→ TASK DIRECTIONS:
Repeat the material verbatim. Images are excluded from the copy.

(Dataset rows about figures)
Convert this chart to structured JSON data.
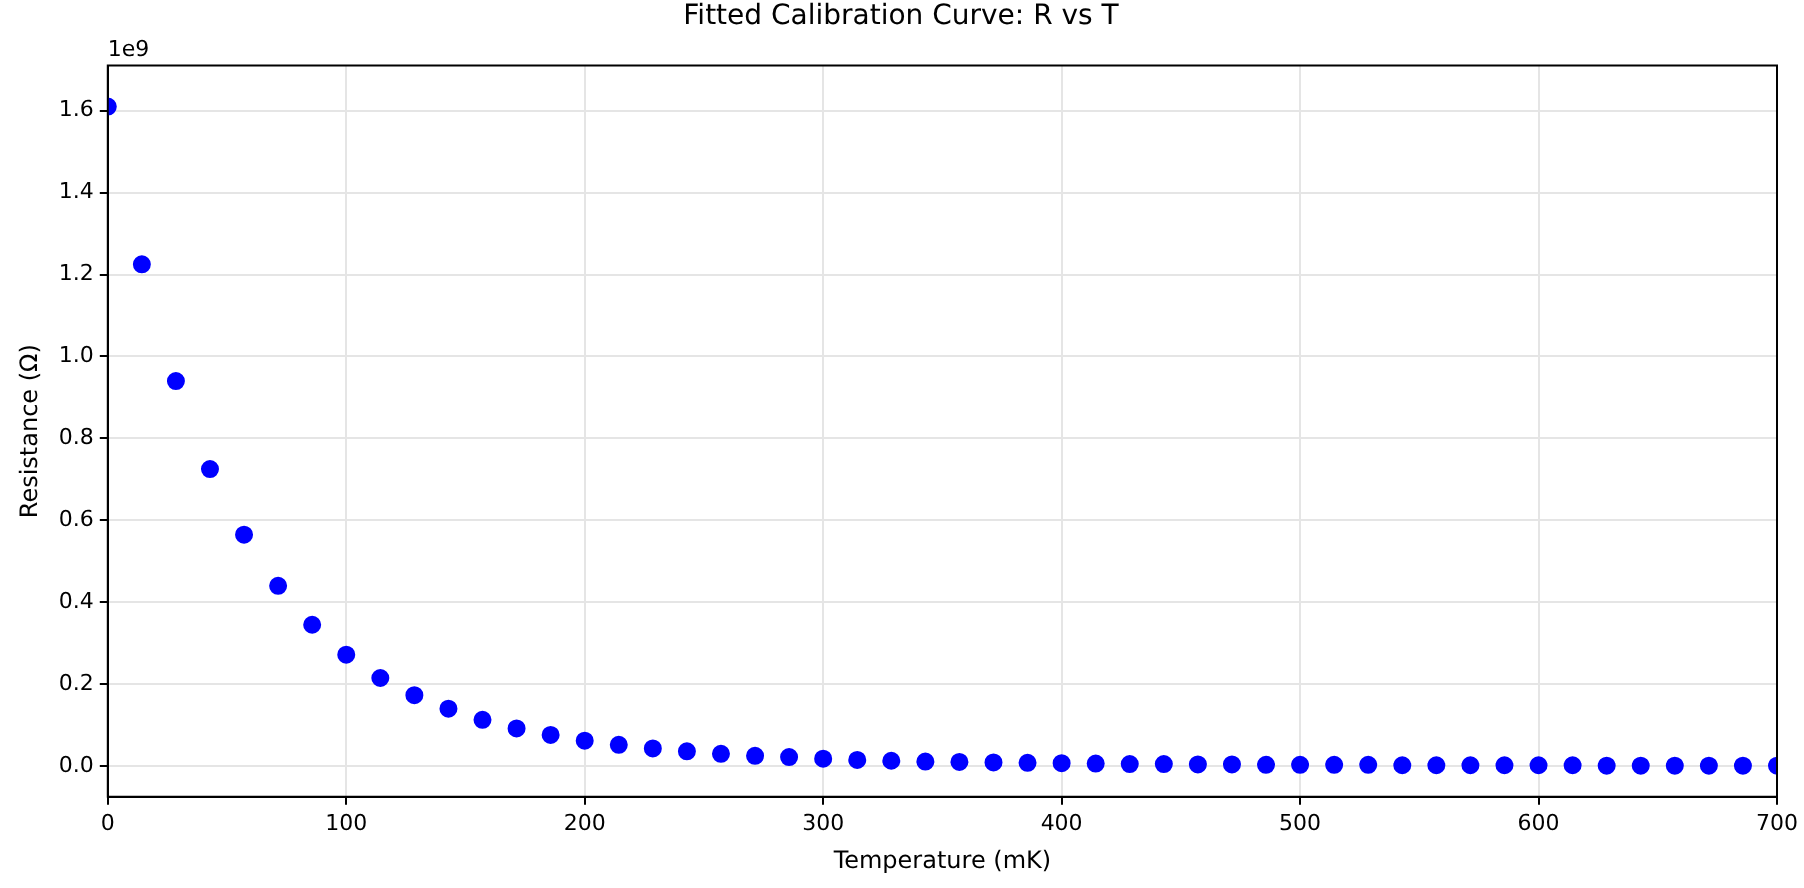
{
  "chart_data": {
    "type": "scatter",
    "title": "Fitted Calibration Curve: R vs T",
    "xlabel": "Temperature (mK)",
    "ylabel": "Resistance (Ω)",
    "annotations": [
      "1e9"
    ],
    "x": [
      0,
      14.29,
      28.57,
      42.86,
      57.14,
      71.43,
      85.71,
      100,
      114.29,
      128.57,
      142.86,
      157.14,
      171.43,
      185.71,
      200,
      214.29,
      228.57,
      242.86,
      257.14,
      271.43,
      285.71,
      300,
      314.29,
      328.57,
      342.86,
      357.14,
      371.43,
      385.71,
      400,
      414.29,
      428.57,
      442.86,
      457.14,
      471.43,
      485.71,
      500,
      514.29,
      528.57,
      542.86,
      557.14,
      571.43,
      585.71,
      600,
      614.29,
      628.57,
      642.86,
      657.14,
      671.43,
      685.71,
      700
    ],
    "series": [
      {
        "color": "#0000ff",
        "values": [
          1.61,
          1.225,
          0.94,
          0.725,
          0.565,
          0.44,
          0.345,
          0.272,
          0.215,
          0.173,
          0.14,
          0.113,
          0.092,
          0.076,
          0.062,
          0.052,
          0.043,
          0.036,
          0.03,
          0.025,
          0.022,
          0.018,
          0.015,
          0.013,
          0.011,
          0.01,
          0.009,
          0.008,
          0.007,
          0.006,
          0.005,
          0.005,
          0.004,
          0.004,
          0.003,
          0.003,
          0.003,
          0.003,
          0.002,
          0.002,
          0.002,
          0.002,
          0.002,
          0.002,
          0.001,
          0.001,
          0.001,
          0.001,
          0.001,
          0.001
        ]
      }
    ],
    "xlim": [
      0,
      700
    ],
    "xticks": [
      0,
      100,
      200,
      300,
      400,
      500,
      600,
      700
    ],
    "ylim": [
      -0.075,
      1.71
    ],
    "yticks": [
      {
        "value": 0,
        "label": "0.0"
      },
      0.2,
      0.4,
      0.6,
      0.8,
      {
        "value": 1,
        "label": "1.0"
      },
      1.2,
      1.4,
      1.6
    ],
    "grid": true,
    "legend": false,
    "marker": "circle"
  }
}
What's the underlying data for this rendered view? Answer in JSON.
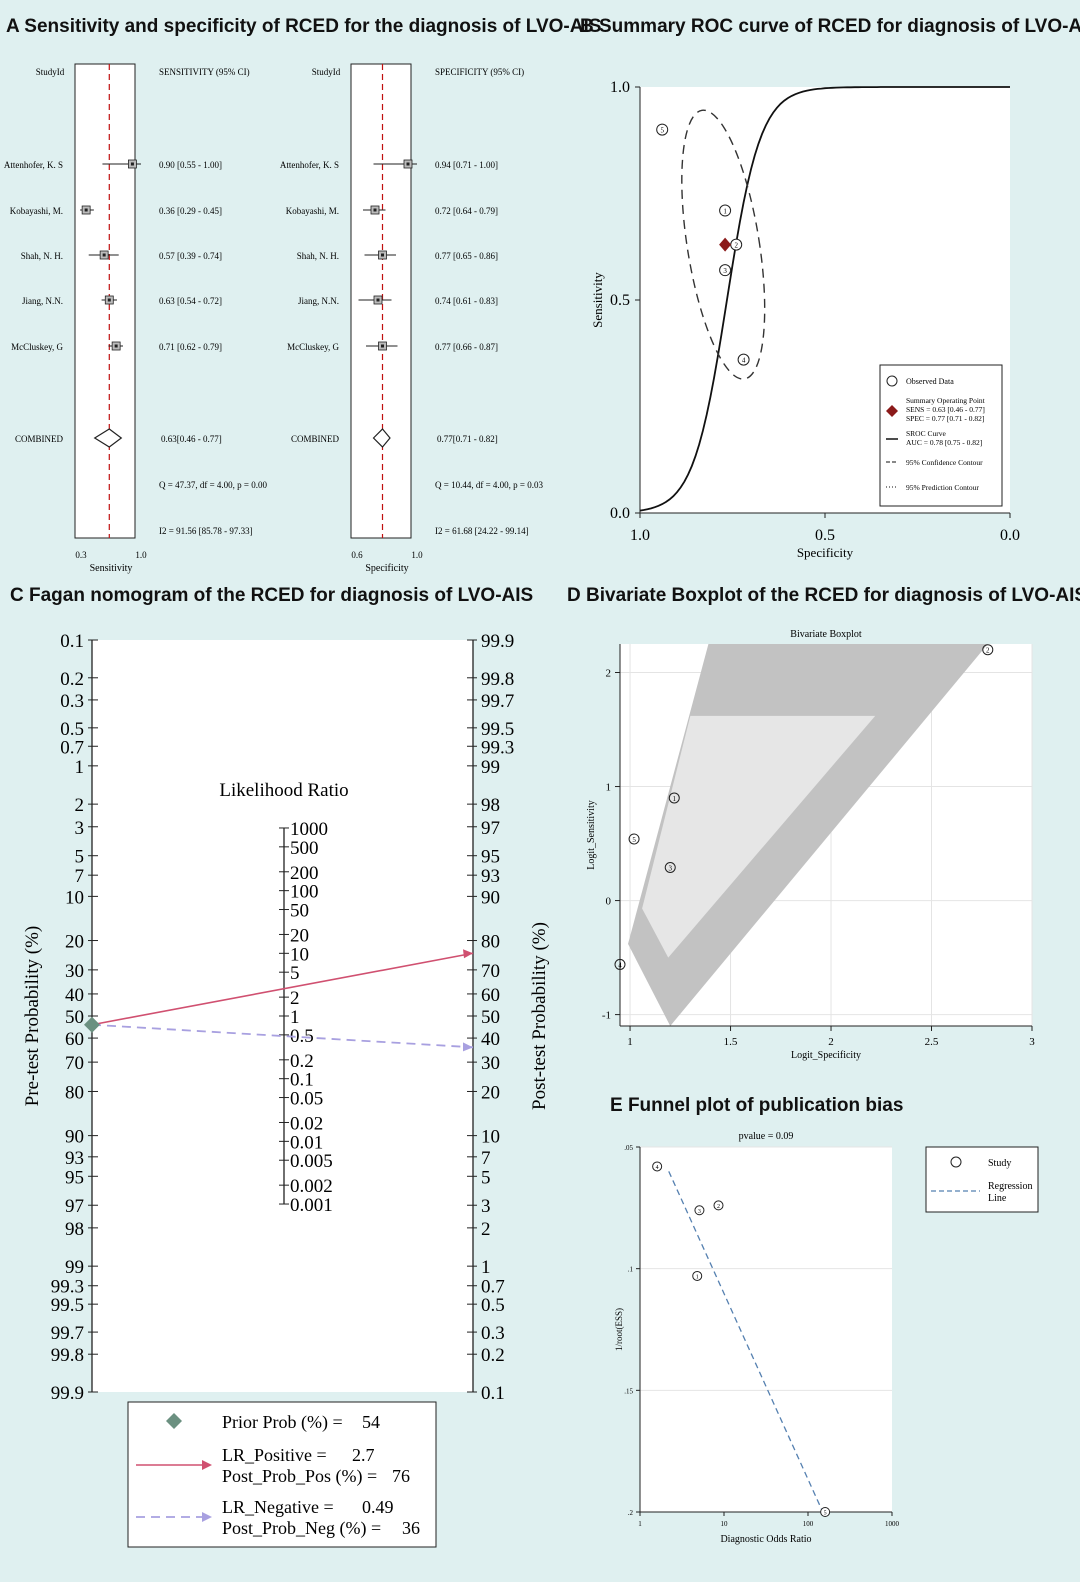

→ FULL RESPONSE:
Convert this chart to structured JSON data.
{
  "chart_data": {
    "type": "scatter",
    "title": "Fitted Calibration Curve: R vs T",
    "xlabel": "Temperature (mK)",
    "ylabel": "Resistance (Ω)",
    "annotations": [
      "1e9"
    ],
    "x": [
      0,
      14.29,
      28.57,
      42.86,
      57.14,
      71.43,
      85.71,
      100,
      114.29,
      128.57,
      142.86,
      157.14,
      171.43,
      185.71,
      200,
      214.29,
      228.57,
      242.86,
      257.14,
      271.43,
      285.71,
      300,
      314.29,
      328.57,
      342.86,
      357.14,
      371.43,
      385.71,
      400,
      414.29,
      428.57,
      442.86,
      457.14,
      471.43,
      485.71,
      500,
      514.29,
      528.57,
      542.86,
      557.14,
      571.43,
      585.71,
      600,
      614.29,
      628.57,
      642.86,
      657.14,
      671.43,
      685.71,
      700
    ],
    "series": [
      {
        "color": "#0000ff",
        "values": [
          1.61,
          1.225,
          0.94,
          0.725,
          0.565,
          0.44,
          0.345,
          0.272,
          0.215,
          0.173,
          0.14,
          0.113,
          0.092,
          0.076,
          0.062,
          0.052,
          0.043,
          0.036,
          0.03,
          0.025,
          0.022,
          0.018,
          0.015,
          0.013,
          0.011,
          0.01,
          0.009,
          0.008,
          0.007,
          0.006,
          0.005,
          0.005,
          0.004,
          0.004,
          0.003,
          0.003,
          0.003,
          0.003,
          0.002,
          0.002,
          0.002,
          0.002,
          0.002,
          0.002,
          0.001,
          0.001,
          0.001,
          0.001,
          0.001,
          0.001
        ]
      }
    ],
    "xlim": [
      0,
      700
    ],
    "xticks": [
      0,
      100,
      200,
      300,
      400,
      500,
      600,
      700
    ],
    "ylim": [
      -0.075,
      1.71
    ],
    "yticks": [
      {
        "value": 0,
        "label": "0.0"
      },
      0.2,
      0.4,
      0.6,
      0.8,
      {
        "value": 1,
        "label": "1.0"
      },
      1.2,
      1.4,
      1.6
    ],
    "grid": true,
    "legend": false,
    "marker": "circle"
  }
}
What's the underlying data for this rendered view? Answer in JSON.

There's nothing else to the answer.